## WHAT TO PRODUCE
How many of the lines below hold the word "herhangi"? Answer only with the number.

Saved entries:

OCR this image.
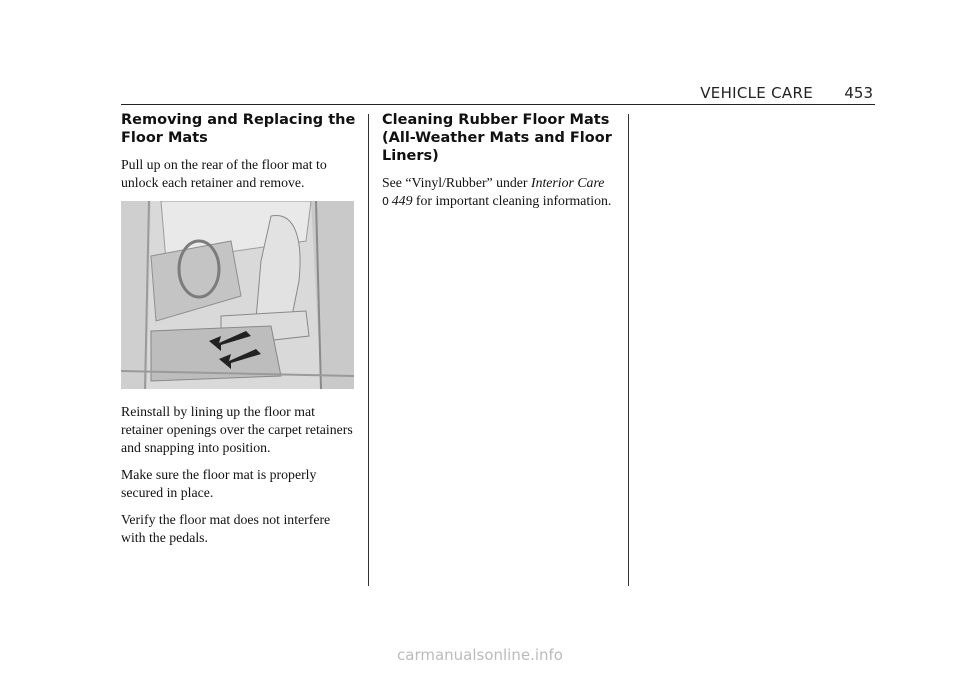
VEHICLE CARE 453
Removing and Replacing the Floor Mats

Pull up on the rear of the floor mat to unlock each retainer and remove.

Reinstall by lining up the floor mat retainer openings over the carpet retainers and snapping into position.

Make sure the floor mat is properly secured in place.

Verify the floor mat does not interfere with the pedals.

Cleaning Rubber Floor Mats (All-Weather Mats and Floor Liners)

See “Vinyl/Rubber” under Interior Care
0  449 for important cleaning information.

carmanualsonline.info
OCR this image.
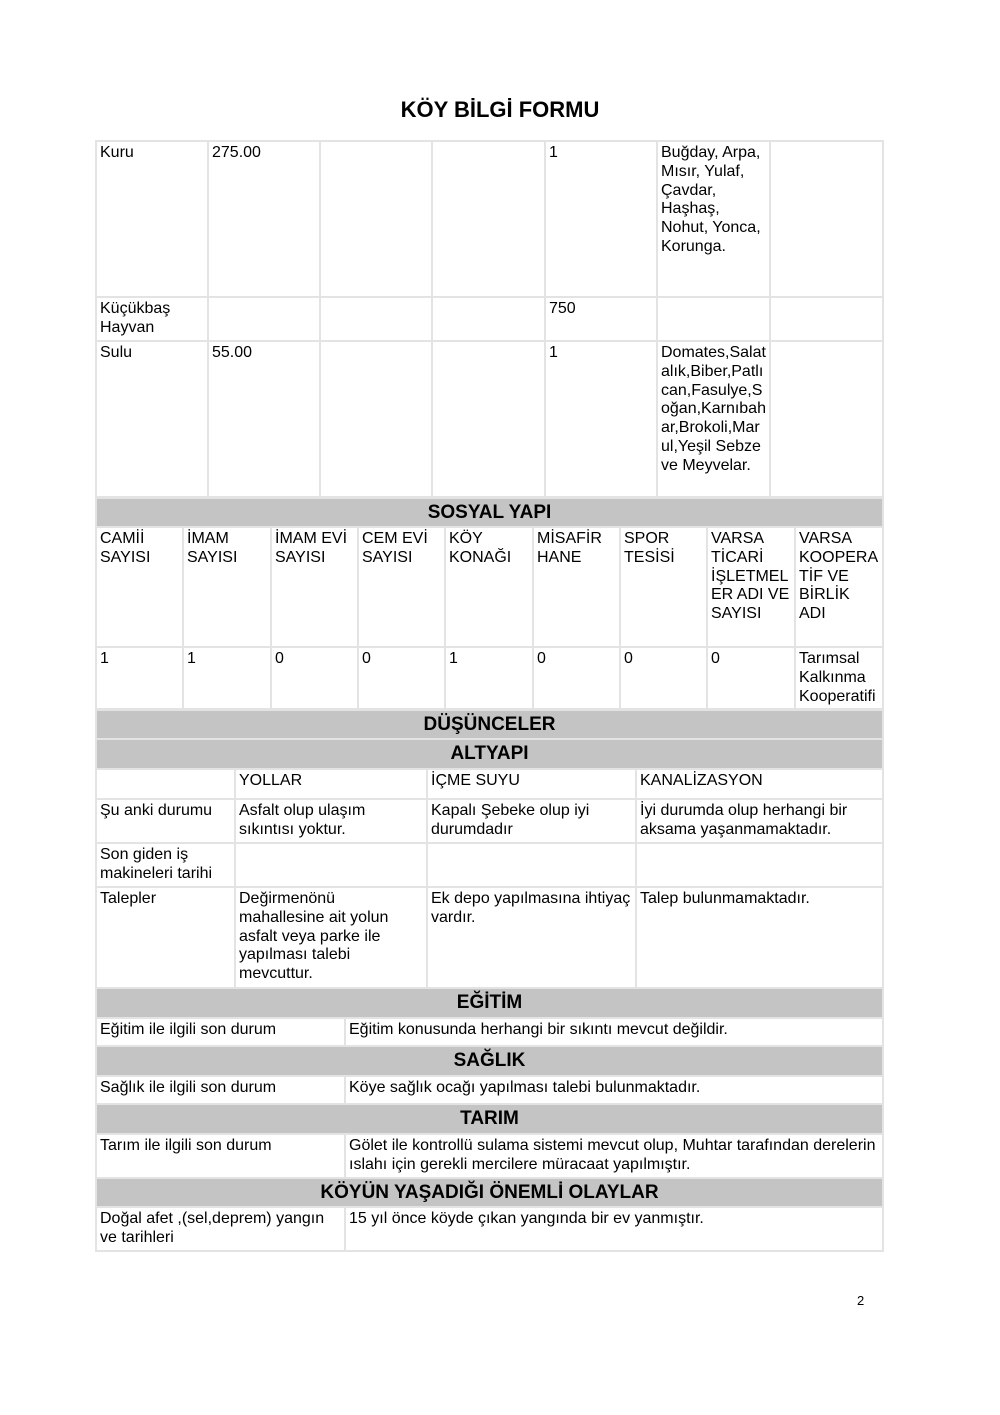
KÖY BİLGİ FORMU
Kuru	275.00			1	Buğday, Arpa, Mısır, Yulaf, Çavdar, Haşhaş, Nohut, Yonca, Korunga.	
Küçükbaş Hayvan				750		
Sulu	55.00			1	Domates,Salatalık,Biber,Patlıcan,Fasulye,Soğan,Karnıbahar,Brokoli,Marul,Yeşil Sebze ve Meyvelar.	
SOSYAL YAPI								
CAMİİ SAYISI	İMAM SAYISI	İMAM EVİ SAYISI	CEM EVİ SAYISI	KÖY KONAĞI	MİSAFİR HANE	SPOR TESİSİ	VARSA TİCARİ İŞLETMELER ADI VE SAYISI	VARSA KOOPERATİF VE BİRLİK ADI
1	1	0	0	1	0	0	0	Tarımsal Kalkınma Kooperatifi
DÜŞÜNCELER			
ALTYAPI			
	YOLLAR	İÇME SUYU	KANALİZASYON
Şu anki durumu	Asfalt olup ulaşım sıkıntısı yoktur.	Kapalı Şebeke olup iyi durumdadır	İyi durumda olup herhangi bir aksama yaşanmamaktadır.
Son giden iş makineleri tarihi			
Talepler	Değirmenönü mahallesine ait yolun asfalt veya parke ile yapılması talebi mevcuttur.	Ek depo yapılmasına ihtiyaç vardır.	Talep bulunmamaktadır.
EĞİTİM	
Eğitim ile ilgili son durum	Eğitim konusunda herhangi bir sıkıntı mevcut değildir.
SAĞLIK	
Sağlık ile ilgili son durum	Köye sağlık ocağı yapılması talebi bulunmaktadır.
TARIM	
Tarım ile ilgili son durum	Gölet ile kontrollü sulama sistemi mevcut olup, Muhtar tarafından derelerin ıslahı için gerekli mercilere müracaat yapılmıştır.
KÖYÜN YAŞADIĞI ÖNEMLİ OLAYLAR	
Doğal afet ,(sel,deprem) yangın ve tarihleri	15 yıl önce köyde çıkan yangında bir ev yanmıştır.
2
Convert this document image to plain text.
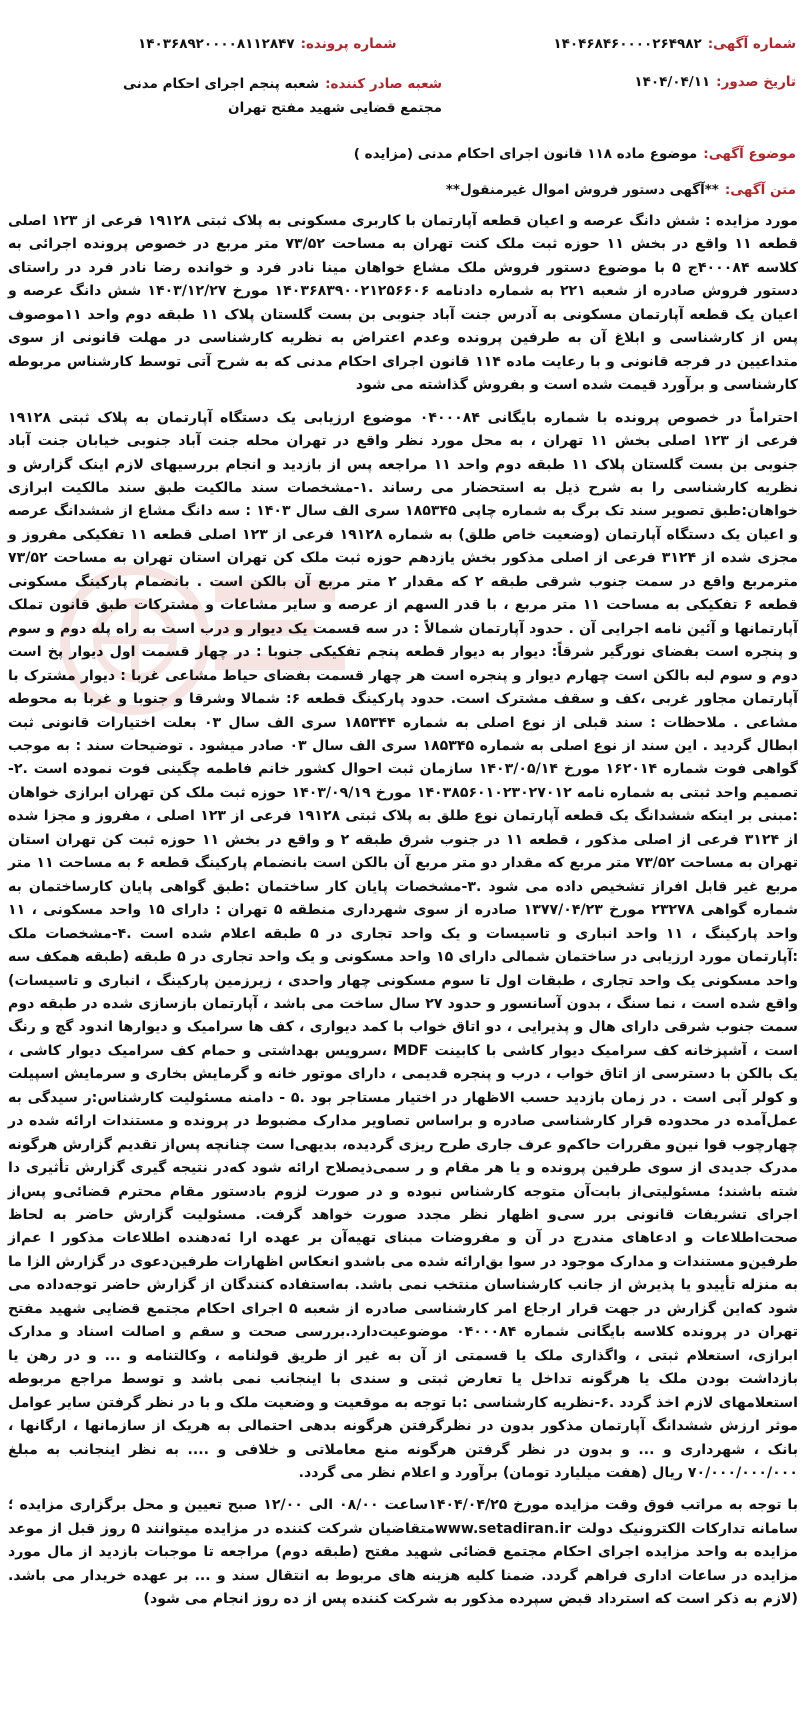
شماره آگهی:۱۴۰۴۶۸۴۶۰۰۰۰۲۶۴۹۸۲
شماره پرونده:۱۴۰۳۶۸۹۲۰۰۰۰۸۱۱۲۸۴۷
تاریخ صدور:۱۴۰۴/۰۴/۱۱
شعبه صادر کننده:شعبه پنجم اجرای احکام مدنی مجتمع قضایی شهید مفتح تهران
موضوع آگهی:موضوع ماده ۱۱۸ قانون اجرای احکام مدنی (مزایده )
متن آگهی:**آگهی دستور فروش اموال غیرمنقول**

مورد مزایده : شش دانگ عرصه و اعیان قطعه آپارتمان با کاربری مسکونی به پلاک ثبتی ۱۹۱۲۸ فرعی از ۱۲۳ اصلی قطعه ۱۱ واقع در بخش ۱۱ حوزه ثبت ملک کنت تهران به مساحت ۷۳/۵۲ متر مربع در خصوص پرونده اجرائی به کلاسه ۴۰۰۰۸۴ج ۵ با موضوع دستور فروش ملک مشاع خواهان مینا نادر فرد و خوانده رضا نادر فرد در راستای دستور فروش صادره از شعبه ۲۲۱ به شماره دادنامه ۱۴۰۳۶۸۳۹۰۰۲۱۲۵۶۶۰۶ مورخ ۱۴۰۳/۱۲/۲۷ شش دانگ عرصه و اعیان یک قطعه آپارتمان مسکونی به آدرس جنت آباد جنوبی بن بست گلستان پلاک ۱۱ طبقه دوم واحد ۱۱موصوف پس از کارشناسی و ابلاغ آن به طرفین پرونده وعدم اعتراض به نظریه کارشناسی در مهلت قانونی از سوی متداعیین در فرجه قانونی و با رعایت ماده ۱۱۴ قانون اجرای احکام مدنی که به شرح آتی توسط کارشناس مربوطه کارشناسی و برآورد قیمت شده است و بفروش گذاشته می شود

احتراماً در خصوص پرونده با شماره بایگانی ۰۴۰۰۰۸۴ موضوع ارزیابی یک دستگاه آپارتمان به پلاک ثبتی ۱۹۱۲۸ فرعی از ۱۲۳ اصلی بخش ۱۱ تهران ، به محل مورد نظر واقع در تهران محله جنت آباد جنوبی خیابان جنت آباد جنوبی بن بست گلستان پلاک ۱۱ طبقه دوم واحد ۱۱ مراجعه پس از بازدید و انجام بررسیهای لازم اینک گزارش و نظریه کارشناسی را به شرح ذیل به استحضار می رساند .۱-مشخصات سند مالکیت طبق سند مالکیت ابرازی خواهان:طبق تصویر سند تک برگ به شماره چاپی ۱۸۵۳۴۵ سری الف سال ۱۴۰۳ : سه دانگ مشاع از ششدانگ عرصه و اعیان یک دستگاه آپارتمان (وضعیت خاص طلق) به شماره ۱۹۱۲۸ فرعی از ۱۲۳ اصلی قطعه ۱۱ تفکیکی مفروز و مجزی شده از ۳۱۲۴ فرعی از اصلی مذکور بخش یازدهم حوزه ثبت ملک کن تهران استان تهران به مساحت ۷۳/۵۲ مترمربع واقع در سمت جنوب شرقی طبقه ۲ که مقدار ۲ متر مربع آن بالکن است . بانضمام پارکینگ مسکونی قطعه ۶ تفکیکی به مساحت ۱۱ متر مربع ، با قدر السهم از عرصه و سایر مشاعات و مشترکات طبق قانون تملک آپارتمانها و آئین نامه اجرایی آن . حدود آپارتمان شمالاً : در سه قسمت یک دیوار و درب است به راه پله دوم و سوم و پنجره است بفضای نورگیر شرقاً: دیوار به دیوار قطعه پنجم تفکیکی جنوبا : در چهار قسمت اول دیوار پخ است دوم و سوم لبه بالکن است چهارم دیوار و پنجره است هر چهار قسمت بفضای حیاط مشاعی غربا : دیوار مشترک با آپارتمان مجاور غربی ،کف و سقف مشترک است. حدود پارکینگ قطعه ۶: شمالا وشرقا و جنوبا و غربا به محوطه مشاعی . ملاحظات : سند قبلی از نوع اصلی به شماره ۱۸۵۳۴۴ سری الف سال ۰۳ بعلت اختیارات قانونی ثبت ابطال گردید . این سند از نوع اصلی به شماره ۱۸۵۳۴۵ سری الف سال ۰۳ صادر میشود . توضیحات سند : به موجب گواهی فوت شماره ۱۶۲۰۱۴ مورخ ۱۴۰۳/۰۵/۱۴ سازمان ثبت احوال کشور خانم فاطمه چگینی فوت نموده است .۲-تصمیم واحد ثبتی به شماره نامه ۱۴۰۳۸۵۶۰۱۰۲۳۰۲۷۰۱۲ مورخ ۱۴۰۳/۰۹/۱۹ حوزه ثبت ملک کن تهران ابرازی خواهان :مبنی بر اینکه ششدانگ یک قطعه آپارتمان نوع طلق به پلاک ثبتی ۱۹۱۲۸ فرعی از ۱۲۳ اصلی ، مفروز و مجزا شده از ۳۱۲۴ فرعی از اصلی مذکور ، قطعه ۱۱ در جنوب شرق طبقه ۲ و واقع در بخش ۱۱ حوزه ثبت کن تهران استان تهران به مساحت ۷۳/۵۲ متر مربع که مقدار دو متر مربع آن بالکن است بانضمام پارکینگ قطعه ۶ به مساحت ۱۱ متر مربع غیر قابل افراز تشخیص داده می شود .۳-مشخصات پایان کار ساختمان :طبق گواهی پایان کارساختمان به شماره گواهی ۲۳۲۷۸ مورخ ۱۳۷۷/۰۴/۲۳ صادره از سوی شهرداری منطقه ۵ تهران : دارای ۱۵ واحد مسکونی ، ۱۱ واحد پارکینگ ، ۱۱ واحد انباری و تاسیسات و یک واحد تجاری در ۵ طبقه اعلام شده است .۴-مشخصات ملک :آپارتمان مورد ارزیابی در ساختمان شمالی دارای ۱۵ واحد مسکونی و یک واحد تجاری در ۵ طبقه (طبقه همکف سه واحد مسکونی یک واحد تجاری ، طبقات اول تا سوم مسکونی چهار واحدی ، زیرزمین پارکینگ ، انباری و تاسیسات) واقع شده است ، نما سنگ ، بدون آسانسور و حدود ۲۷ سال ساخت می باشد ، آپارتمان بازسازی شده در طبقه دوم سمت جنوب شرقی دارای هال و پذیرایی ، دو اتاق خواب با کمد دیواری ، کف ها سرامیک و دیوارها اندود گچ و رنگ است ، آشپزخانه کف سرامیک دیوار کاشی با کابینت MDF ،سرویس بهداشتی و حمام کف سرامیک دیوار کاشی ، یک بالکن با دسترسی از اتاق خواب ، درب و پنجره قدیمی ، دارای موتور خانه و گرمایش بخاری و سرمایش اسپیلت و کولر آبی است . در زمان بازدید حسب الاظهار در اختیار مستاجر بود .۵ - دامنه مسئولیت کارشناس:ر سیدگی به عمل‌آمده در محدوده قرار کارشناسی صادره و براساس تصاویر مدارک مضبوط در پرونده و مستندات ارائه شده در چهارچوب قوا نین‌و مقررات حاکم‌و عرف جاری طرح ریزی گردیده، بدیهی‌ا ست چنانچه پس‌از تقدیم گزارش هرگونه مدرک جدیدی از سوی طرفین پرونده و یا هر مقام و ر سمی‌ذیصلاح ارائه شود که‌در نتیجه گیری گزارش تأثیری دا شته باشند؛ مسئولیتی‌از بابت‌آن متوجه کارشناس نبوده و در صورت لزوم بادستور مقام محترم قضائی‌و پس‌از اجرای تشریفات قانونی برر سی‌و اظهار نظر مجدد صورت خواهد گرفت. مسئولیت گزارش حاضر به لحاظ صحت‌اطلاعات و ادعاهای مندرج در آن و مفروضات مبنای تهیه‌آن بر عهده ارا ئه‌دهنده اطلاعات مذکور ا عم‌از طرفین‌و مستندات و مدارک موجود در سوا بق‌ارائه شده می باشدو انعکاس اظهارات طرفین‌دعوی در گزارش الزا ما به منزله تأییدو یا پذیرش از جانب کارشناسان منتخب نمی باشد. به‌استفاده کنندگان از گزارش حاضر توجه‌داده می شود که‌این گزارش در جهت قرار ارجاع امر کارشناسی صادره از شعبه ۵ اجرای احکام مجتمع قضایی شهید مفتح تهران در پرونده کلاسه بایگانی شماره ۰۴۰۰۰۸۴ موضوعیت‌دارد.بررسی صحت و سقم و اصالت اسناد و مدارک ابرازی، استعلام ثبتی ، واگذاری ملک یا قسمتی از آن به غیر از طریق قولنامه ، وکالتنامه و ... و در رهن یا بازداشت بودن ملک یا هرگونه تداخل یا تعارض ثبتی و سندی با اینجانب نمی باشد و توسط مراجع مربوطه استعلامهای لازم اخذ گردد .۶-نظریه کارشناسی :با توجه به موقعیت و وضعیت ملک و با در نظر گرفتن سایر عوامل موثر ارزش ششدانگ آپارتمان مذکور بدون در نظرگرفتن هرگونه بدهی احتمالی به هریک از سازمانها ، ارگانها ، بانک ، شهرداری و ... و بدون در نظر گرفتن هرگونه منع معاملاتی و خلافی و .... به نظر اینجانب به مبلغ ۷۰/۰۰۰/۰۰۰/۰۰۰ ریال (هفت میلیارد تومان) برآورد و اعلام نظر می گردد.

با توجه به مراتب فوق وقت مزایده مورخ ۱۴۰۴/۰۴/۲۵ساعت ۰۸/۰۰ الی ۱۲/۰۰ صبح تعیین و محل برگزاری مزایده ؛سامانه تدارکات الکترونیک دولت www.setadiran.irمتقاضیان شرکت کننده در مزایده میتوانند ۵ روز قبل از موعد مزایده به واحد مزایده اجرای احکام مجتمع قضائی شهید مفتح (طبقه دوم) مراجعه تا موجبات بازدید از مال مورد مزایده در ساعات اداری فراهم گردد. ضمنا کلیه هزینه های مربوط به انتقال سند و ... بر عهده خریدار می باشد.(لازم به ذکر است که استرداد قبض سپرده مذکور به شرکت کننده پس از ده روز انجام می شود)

## EXERCISE OUTPUT
2